» Written task
What is the number of lines in the data that hold the string "строительного"? Reply with that number only.

(Data records)
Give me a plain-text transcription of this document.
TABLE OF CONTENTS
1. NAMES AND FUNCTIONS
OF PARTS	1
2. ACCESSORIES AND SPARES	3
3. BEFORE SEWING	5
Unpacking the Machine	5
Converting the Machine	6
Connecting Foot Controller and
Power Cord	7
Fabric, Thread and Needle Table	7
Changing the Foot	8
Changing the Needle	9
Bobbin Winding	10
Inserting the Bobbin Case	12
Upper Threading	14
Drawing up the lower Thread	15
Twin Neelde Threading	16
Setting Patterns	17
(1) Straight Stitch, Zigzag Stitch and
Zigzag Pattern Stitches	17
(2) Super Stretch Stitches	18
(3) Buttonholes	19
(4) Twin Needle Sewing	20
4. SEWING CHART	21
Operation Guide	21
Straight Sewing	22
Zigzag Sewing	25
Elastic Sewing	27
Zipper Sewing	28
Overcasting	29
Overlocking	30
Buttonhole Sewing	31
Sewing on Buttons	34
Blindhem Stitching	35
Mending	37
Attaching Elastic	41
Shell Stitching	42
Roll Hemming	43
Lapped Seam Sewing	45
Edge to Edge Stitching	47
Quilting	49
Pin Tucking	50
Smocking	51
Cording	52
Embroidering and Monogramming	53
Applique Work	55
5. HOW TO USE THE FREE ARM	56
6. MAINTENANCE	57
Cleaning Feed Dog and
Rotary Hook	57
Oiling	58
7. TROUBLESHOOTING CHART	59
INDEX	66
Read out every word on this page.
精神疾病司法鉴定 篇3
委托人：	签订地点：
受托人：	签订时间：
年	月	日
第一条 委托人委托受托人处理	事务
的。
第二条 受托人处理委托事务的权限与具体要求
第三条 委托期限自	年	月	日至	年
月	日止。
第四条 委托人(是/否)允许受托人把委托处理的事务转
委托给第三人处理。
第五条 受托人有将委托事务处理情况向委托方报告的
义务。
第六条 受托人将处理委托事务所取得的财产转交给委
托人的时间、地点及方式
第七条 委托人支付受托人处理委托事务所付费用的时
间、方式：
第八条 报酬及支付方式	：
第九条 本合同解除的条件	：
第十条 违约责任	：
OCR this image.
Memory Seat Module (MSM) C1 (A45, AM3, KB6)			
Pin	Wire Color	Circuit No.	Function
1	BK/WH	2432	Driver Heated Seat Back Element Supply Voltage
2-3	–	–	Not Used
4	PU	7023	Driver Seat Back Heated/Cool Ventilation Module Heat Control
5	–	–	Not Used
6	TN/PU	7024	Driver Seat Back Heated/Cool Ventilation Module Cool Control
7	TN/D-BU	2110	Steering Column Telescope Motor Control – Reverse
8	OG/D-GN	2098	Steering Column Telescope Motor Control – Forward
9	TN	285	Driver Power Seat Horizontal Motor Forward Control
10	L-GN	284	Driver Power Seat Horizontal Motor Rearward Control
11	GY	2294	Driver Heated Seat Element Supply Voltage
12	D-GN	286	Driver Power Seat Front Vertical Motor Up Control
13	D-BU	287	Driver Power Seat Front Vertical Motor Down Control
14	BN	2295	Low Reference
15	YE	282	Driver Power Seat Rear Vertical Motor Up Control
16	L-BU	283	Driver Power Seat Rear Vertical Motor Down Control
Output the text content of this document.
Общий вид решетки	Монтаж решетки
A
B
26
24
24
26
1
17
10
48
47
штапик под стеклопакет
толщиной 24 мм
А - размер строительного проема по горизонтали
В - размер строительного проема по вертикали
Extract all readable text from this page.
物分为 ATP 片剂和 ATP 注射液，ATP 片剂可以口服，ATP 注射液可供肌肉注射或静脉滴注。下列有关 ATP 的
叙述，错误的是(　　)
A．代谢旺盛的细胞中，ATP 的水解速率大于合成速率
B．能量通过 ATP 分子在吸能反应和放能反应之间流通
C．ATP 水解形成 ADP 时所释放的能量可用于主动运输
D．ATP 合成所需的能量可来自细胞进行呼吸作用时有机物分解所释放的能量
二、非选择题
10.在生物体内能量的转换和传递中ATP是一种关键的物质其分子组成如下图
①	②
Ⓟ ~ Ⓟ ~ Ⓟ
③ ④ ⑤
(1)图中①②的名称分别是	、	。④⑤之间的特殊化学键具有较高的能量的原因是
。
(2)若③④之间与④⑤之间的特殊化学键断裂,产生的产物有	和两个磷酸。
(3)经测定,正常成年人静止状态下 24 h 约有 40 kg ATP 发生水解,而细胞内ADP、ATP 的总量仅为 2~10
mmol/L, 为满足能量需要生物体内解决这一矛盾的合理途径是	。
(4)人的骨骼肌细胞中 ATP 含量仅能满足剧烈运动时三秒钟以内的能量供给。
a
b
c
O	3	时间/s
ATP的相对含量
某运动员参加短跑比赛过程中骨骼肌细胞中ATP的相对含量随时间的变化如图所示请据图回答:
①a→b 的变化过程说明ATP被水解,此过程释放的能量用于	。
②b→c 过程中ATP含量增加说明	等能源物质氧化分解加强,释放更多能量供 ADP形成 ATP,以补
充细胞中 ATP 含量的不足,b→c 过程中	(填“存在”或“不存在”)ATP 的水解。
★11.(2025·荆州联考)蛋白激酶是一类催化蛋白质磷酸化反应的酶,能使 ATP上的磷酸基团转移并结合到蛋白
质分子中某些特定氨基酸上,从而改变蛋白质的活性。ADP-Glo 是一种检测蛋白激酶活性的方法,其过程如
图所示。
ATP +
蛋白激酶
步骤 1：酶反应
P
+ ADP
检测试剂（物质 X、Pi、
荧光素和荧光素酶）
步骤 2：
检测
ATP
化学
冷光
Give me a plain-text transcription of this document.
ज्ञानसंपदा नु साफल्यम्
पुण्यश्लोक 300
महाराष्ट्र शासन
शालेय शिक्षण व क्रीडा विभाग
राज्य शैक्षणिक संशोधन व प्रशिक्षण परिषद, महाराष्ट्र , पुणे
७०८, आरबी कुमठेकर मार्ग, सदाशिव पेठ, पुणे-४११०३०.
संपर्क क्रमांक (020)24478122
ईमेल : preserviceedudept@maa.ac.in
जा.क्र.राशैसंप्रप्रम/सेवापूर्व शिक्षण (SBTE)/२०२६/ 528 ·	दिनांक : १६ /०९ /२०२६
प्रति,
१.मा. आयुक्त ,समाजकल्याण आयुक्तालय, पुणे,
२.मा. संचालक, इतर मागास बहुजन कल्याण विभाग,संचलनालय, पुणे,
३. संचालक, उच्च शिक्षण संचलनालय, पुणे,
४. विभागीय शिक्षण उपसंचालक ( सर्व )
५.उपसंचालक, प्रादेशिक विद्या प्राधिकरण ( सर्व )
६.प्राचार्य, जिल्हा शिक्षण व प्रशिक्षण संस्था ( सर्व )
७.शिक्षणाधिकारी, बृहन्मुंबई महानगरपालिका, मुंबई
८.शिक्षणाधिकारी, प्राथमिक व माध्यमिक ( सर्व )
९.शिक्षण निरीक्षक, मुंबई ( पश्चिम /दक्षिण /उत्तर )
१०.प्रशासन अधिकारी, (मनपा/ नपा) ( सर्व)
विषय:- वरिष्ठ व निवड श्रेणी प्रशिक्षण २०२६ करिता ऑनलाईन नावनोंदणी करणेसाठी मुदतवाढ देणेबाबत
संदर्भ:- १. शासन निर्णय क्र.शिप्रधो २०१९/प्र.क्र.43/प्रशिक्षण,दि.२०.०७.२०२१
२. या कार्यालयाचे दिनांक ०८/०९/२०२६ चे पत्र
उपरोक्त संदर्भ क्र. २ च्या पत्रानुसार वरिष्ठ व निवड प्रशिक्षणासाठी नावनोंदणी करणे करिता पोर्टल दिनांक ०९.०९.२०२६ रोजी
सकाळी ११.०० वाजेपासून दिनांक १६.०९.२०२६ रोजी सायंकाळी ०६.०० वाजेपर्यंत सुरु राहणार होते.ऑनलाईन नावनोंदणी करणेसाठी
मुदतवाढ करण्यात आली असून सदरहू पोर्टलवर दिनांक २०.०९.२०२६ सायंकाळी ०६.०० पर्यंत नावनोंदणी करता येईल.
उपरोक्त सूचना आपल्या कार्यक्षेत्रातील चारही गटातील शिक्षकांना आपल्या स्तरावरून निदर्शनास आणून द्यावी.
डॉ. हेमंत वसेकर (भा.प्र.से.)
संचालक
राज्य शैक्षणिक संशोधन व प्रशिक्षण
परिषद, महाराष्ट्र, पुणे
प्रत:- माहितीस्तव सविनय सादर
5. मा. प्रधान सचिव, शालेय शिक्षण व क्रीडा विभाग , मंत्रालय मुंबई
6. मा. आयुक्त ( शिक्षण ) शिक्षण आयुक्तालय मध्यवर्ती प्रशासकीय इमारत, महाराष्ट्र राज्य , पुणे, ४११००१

» Solved exercise
2